▶ WRITTEN TASK
Locate each line below that contains the string "jitter" and copy those lines.

▶ Box coordinate listings
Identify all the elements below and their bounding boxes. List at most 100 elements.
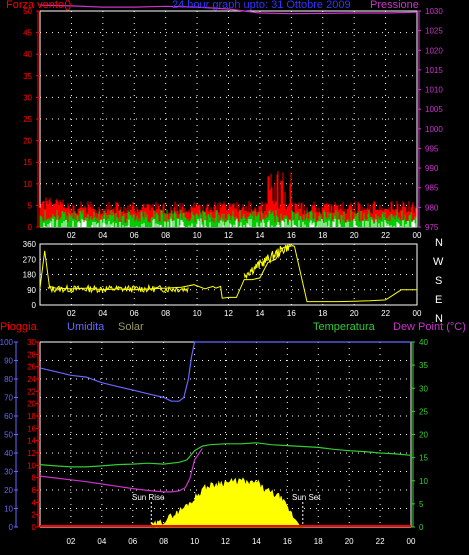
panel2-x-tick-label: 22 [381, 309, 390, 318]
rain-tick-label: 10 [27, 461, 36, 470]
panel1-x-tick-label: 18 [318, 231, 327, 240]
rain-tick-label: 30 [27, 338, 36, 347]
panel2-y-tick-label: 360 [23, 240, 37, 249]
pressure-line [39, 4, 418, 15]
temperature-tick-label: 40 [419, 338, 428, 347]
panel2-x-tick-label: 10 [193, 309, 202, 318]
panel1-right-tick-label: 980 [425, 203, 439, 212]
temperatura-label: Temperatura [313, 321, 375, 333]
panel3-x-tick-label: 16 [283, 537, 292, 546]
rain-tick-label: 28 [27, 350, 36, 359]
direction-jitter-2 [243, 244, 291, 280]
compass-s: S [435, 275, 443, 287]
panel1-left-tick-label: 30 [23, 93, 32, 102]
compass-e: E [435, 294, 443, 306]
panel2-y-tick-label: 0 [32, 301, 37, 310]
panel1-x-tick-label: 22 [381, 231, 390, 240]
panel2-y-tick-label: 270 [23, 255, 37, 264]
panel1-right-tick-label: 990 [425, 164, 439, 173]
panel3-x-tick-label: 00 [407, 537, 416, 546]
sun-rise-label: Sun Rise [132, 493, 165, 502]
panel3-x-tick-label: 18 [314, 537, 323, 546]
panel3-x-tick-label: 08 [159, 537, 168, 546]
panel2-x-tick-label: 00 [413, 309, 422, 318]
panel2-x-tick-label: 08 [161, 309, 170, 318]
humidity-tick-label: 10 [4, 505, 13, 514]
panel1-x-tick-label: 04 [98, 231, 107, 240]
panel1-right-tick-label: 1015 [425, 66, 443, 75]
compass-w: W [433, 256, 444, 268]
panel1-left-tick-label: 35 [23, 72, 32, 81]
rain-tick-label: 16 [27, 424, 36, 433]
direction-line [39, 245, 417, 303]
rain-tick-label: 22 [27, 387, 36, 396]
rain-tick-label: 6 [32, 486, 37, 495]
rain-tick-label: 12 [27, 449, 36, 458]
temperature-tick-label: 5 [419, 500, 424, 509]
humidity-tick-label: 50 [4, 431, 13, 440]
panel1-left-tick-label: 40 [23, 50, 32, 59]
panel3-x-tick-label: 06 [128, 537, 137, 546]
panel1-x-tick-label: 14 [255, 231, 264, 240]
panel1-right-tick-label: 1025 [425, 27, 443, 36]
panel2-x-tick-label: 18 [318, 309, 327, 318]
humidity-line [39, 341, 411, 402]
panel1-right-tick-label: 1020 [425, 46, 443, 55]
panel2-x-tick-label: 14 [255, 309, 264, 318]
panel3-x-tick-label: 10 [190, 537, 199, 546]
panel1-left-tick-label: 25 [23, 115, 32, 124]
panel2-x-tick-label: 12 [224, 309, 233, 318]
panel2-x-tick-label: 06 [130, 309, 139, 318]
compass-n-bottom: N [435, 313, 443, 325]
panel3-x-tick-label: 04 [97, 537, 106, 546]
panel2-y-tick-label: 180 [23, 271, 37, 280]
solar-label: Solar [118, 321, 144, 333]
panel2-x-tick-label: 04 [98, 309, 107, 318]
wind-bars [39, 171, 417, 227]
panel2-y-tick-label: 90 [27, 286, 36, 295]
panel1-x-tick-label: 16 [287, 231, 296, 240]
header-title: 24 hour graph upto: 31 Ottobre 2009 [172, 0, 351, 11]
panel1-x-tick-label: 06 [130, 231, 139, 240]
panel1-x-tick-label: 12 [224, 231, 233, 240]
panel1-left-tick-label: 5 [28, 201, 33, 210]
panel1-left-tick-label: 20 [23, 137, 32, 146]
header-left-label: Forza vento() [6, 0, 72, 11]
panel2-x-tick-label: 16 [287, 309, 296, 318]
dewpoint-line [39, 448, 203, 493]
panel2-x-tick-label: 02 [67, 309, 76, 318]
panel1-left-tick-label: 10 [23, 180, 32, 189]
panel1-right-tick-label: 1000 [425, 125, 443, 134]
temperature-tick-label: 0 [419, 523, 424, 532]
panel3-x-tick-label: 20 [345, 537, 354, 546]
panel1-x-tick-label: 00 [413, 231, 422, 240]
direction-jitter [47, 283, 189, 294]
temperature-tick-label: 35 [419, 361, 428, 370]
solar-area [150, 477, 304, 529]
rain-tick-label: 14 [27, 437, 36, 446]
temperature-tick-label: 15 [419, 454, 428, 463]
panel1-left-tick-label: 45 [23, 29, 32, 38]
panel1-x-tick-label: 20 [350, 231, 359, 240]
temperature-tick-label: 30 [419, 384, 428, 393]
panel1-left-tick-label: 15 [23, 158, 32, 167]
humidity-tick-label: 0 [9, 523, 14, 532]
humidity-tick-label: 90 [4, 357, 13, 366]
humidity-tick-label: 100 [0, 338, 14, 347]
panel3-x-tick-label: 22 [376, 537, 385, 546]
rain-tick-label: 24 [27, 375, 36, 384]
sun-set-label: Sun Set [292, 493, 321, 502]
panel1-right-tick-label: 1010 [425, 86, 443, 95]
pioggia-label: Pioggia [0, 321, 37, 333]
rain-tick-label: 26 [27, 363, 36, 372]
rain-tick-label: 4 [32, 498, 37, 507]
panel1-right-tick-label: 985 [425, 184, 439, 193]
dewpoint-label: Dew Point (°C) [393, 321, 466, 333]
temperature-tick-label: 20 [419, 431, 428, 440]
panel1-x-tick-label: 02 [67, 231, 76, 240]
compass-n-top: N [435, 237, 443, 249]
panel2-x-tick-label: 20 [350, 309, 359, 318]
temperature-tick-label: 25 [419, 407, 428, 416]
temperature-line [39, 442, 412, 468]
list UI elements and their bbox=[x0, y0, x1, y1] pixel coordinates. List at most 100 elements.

==

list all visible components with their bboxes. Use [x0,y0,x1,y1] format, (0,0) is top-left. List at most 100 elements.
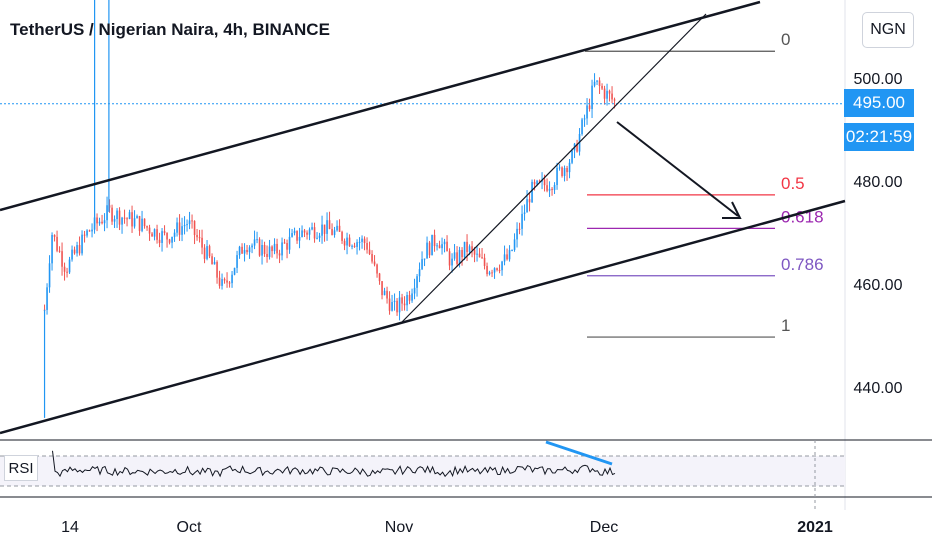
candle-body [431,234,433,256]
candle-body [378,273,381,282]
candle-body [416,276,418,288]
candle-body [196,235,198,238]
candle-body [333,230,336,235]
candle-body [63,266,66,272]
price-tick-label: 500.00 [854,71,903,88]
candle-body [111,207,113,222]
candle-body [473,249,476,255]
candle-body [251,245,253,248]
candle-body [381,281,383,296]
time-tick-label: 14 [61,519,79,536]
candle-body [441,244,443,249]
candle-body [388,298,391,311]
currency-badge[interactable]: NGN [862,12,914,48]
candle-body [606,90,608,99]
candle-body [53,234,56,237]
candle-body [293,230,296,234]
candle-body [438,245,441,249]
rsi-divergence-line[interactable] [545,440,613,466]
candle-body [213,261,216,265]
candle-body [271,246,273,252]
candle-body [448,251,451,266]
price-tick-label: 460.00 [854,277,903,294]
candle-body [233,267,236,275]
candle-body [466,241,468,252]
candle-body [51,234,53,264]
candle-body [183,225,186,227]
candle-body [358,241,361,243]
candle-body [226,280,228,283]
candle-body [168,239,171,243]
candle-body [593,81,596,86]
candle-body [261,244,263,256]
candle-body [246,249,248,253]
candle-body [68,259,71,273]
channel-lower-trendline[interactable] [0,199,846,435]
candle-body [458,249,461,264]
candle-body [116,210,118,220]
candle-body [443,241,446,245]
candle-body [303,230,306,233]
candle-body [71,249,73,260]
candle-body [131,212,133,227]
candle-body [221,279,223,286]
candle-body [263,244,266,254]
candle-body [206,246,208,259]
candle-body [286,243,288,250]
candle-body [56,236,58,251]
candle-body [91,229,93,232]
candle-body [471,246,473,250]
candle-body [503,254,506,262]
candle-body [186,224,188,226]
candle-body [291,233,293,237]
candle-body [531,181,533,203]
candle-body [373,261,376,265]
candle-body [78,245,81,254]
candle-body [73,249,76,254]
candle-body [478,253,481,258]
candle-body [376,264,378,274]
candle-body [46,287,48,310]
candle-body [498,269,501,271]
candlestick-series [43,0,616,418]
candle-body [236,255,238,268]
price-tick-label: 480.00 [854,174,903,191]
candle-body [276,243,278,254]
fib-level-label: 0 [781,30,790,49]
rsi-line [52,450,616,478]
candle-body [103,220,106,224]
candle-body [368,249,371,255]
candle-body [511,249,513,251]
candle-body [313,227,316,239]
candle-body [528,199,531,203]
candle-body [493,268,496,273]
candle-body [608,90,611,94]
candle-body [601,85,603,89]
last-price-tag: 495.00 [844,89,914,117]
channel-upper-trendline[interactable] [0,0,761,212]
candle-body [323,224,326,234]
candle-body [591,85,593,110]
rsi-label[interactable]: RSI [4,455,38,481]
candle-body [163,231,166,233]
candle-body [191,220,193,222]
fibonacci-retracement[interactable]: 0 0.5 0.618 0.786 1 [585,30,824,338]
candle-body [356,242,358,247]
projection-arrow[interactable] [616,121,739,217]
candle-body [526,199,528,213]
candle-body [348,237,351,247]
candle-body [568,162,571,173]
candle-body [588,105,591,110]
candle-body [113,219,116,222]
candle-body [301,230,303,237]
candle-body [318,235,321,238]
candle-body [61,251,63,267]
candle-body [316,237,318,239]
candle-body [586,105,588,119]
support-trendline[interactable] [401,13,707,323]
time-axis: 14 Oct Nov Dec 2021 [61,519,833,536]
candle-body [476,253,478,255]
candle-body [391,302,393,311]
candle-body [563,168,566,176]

▶ ANSWER
direction-jitter-2 [243, 244, 291, 280]
direction-jitter [47, 283, 189, 294]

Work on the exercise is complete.